◆ LISTED ENTRIES:
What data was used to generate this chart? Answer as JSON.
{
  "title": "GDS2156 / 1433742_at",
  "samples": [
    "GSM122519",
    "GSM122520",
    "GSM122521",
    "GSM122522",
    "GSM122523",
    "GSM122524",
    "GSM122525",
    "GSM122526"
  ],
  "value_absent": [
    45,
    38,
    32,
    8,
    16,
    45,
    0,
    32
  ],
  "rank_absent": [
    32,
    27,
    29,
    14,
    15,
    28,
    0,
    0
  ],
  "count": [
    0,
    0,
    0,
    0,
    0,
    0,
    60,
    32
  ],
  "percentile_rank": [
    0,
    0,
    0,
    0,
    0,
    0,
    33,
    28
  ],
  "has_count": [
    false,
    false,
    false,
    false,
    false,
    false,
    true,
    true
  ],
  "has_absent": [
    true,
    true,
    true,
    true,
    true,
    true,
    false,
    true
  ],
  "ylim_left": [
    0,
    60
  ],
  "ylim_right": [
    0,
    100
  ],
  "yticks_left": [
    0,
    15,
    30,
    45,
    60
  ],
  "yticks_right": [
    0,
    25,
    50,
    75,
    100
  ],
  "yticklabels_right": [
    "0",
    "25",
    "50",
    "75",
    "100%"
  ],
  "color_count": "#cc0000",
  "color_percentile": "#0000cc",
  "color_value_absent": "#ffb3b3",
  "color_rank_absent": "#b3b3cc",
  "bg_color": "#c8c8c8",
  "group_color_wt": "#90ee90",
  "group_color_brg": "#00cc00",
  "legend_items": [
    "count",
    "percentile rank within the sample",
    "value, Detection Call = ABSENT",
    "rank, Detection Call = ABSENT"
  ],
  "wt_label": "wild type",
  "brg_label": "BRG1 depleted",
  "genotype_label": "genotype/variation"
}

◆ REQUIREMENTS: Please copy out each record, character for character.

◆ THE RESPONSE:
What data was used to generate this chart? Answer as JSON.
{
  "title": "GDS2156 / 1433742_at",
  "samples": [
    "GSM122519",
    "GSM122520",
    "GSM122521",
    "GSM122522",
    "GSM122523",
    "GSM122524",
    "GSM122525",
    "GSM122526"
  ],
  "value_absent": [
    45,
    38,
    32,
    8,
    16,
    45,
    0,
    32
  ],
  "rank_absent": [
    32,
    27,
    29,
    14,
    15,
    28,
    0,
    0
  ],
  "count": [
    0,
    0,
    0,
    0,
    0,
    0,
    60,
    32
  ],
  "percentile_rank": [
    0,
    0,
    0,
    0,
    0,
    0,
    33,
    28
  ],
  "has_count": [
    false,
    false,
    false,
    false,
    false,
    false,
    true,
    true
  ],
  "has_absent": [
    true,
    true,
    true,
    true,
    true,
    true,
    false,
    true
  ],
  "ylim_left": [
    0,
    60
  ],
  "ylim_right": [
    0,
    100
  ],
  "yticks_left": [
    0,
    15,
    30,
    45,
    60
  ],
  "yticks_right": [
    0,
    25,
    50,
    75,
    100
  ],
  "yticklabels_right": [
    "0",
    "25",
    "50",
    "75",
    "100%"
  ],
  "color_count": "#cc0000",
  "color_percentile": "#0000cc",
  "color_value_absent": "#ffb3b3",
  "color_rank_absent": "#b3b3cc",
  "bg_color": "#c8c8c8",
  "group_color_wt": "#90ee90",
  "group_color_brg": "#00cc00",
  "legend_items": [
    "count",
    "percentile rank within the sample",
    "value, Detection Call = ABSENT",
    "rank, Detection Call = ABSENT"
  ],
  "wt_label": "wild type",
  "brg_label": "BRG1 depleted",
  "genotype_label": "genotype/variation"
}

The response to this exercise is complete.